▶ _EXERCISE TASK_
Reproduce the listing exactly and skip over any pictures.

Data entries
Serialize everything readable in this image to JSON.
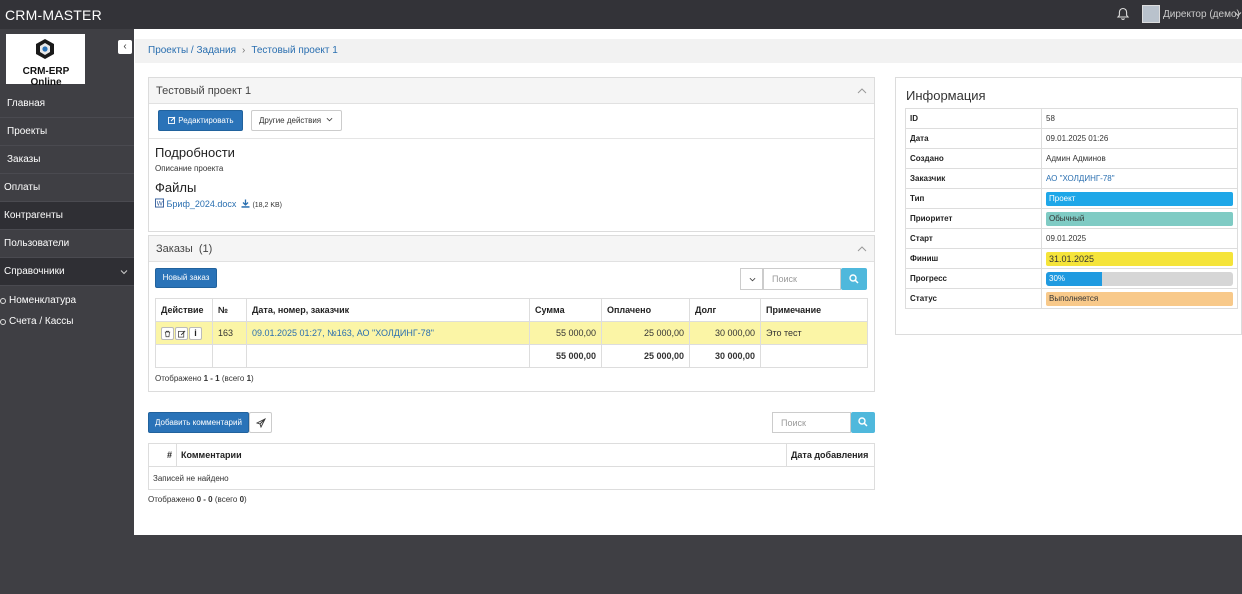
{
  "app": {
    "title": "CRM-MASTER",
    "user": "Директор (демо)",
    "logo_text": "CRM-ERP Online"
  },
  "sidebar": {
    "items": [
      {
        "label": "Главная"
      },
      {
        "label": "Проекты"
      },
      {
        "label": "Заказы"
      },
      {
        "label": "Оплаты"
      },
      {
        "label": "Контрагенты"
      },
      {
        "label": "Пользователи"
      },
      {
        "label": "Справочники"
      }
    ],
    "subitems": [
      {
        "label": "Номенклатура"
      },
      {
        "label": "Счета / Кассы"
      }
    ]
  },
  "breadcrumb": {
    "parent": "Проекты / Задания",
    "sep": "›",
    "current": "Тестовый проект 1"
  },
  "project": {
    "title": "Тестовый проект 1",
    "edit_label": "Редактировать",
    "other_actions_label": "Другие действия",
    "details_heading": "Подробности",
    "description": "Описание проекта",
    "files_heading": "Файлы",
    "file_name": "Бриф_2024.docx",
    "file_size": "(18,2 KB)"
  },
  "orders": {
    "title": "Заказы",
    "count": "(1)",
    "new_order_label": "Новый заказ",
    "search_placeholder": "Поиск",
    "columns": [
      "Действие",
      "№",
      "Дата, номер, заказчик",
      "Сумма",
      "Оплачено",
      "Долг",
      "Примечание"
    ],
    "rows": [
      {
        "num": "163",
        "desc": "09.01.2025 01:27, №163, АО \"ХОЛДИНГ-78\"",
        "sum": "55 000,00",
        "paid": "25 000,00",
        "debt": "30 000,00",
        "note": "Это тест"
      }
    ],
    "totals": {
      "sum": "55 000,00",
      "paid": "25 000,00",
      "debt": "30 000,00"
    },
    "shown_prefix": "Отображено ",
    "shown_range": "1 - 1",
    "shown_mid": " (всего ",
    "shown_total": "1",
    "shown_suffix": ")"
  },
  "info": {
    "title": "Информация",
    "id_label": "ID",
    "id_value": "58",
    "date_label": "Дата",
    "date_value": "09.01.2025 01:26",
    "created_label": "Создано",
    "created_value": "Админ Админов",
    "customer_label": "Заказчик",
    "customer_value": "АО \"ХОЛДИНГ-78\"",
    "type_label": "Тип",
    "type_value": "Проект",
    "priority_label": "Приоритет",
    "priority_value": "Обычный",
    "start_label": "Старт",
    "start_value": "09.01.2025",
    "finish_label": "Финиш",
    "finish_value": "31.01.2025",
    "progress_label": "Прогресс",
    "progress_value": "30%",
    "progress_fraction": 0.3,
    "status_label": "Статус",
    "status_value": "Выполняется"
  },
  "comments": {
    "add_label": "Добавить комментарий",
    "search_placeholder": "Поиск",
    "columns": [
      "#",
      "Комментарии",
      "Дата добавления"
    ],
    "empty": "Записей не найдено",
    "shown_prefix": "Отображено ",
    "shown_range": "0 - 0",
    "shown_mid": " (всего ",
    "shown_total": "0",
    "shown_suffix": ")"
  },
  "colors": {
    "accent": "#2a73b8",
    "highlight_row": "#fbf5a6",
    "type_pill": "#1ea7e8",
    "priority_pill": "#7fcbc4",
    "finish_pill": "#f5e43a",
    "status_pill": "#f8c98a",
    "search_button": "#4fb8dc"
  }
}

▶ _COMPLETED TASK_
Serialize everything readable in this image to JSON.
{
  "app": {
    "title": "CRM-MASTER",
    "user": "Директор (демо)",
    "logo_text": "CRM-ERP Online"
  },
  "sidebar": {
    "items": [
      {
        "label": "Главная"
      },
      {
        "label": "Проекты"
      },
      {
        "label": "Заказы"
      },
      {
        "label": "Оплаты"
      },
      {
        "label": "Контрагенты"
      },
      {
        "label": "Пользователи"
      },
      {
        "label": "Справочники"
      }
    ],
    "subitems": [
      {
        "label": "Номенклатура"
      },
      {
        "label": "Счета / Кассы"
      }
    ]
  },
  "breadcrumb": {
    "parent": "Проекты / Задания",
    "sep": "›",
    "current": "Тестовый проект 1"
  },
  "project": {
    "title": "Тестовый проект 1",
    "edit_label": "Редактировать",
    "other_actions_label": "Другие действия",
    "details_heading": "Подробности",
    "description": "Описание проекта",
    "files_heading": "Файлы",
    "file_name": "Бриф_2024.docx",
    "file_size": "(18,2 KB)"
  },
  "orders": {
    "title": "Заказы",
    "count": "(1)",
    "new_order_label": "Новый заказ",
    "search_placeholder": "Поиск",
    "columns": [
      "Действие",
      "№",
      "Дата, номер, заказчик",
      "Сумма",
      "Оплачено",
      "Долг",
      "Примечание"
    ],
    "rows": [
      {
        "num": "163",
        "desc": "09.01.2025 01:27, №163, АО \"ХОЛДИНГ-78\"",
        "sum": "55 000,00",
        "paid": "25 000,00",
        "debt": "30 000,00",
        "note": "Это тест"
      }
    ],
    "totals": {
      "sum": "55 000,00",
      "paid": "25 000,00",
      "debt": "30 000,00"
    },
    "shown_prefix": "Отображено ",
    "shown_range": "1 - 1",
    "shown_mid": " (всего ",
    "shown_total": "1",
    "shown_suffix": ")"
  },
  "info": {
    "title": "Информация",
    "id_label": "ID",
    "id_value": "58",
    "date_label": "Дата",
    "date_value": "09.01.2025 01:26",
    "created_label": "Создано",
    "created_value": "Админ Админов",
    "customer_label": "Заказчик",
    "customer_value": "АО \"ХОЛДИНГ-78\"",
    "type_label": "Тип",
    "type_value": "Проект",
    "priority_label": "Приоритет",
    "priority_value": "Обычный",
    "start_label": "Старт",
    "start_value": "09.01.2025",
    "finish_label": "Финиш",
    "finish_value": "31.01.2025",
    "progress_label": "Прогресс",
    "progress_value": "30%",
    "progress_fraction": 0.3,
    "status_label": "Статус",
    "status_value": "Выполняется"
  },
  "comments": {
    "add_label": "Добавить комментарий",
    "search_placeholder": "Поиск",
    "columns": [
      "#",
      "Комментарии",
      "Дата добавления"
    ],
    "empty": "Записей не найдено",
    "shown_prefix": "Отображено ",
    "shown_range": "0 - 0",
    "shown_mid": " (всего ",
    "shown_total": "0",
    "shown_suffix": ")"
  },
  "colors": {
    "accent": "#2a73b8",
    "highlight_row": "#fbf5a6",
    "type_pill": "#1ea7e8",
    "priority_pill": "#7fcbc4",
    "finish_pill": "#f5e43a",
    "status_pill": "#f8c98a",
    "search_button": "#4fb8dc"
  }
}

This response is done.